Short problem: Images embedded in the records are excluded; print everything else exactly as given.

## Start Records for this exercise

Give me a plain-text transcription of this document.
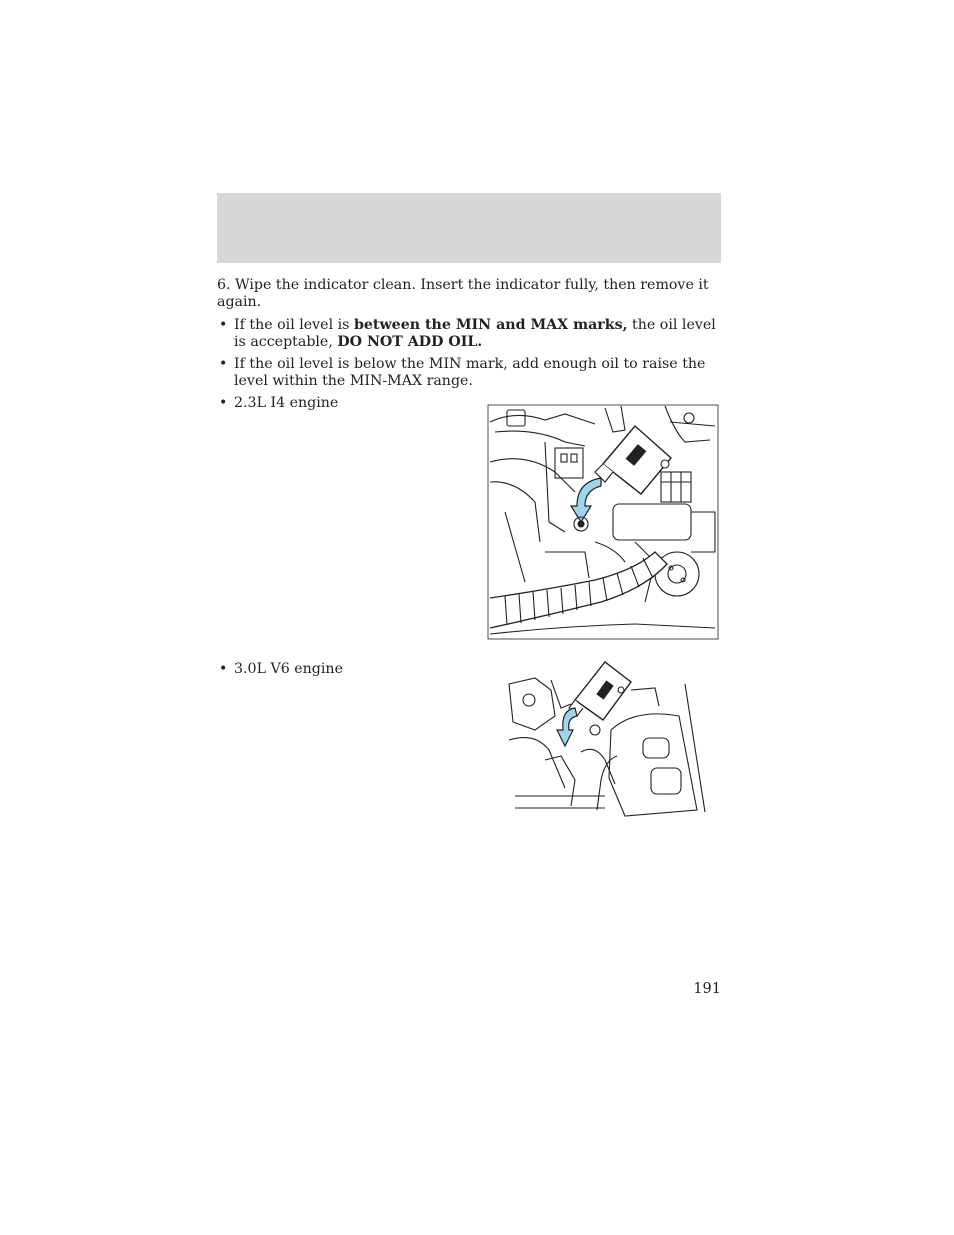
6. Wipe the indicator clean. Insert the indicator fully, then remove it again.

• If the oil level is between the MIN and MAX marks, the oil level is acceptable, DO NOT ADD OIL.
• If the oil level is below the MIN mark, add enough oil to raise the level within the MIN-MAX range.
• 2.3L I4 engine
• 3.0L V6 engine
191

## End Records for this exercise

Task solution:
Give me a plain-text transcription of this document.
6. Wipe the indicator clean. Insert the indicator fully, then remove it again.

• If the oil level is between the MIN and MAX marks, the oil level is acceptable, DO NOT ADD OIL.
• If the oil level is below the MIN mark, add enough oil to raise the level within the MIN-MAX range.
• 2.3L I4 engine
• 3.0L V6 engine
191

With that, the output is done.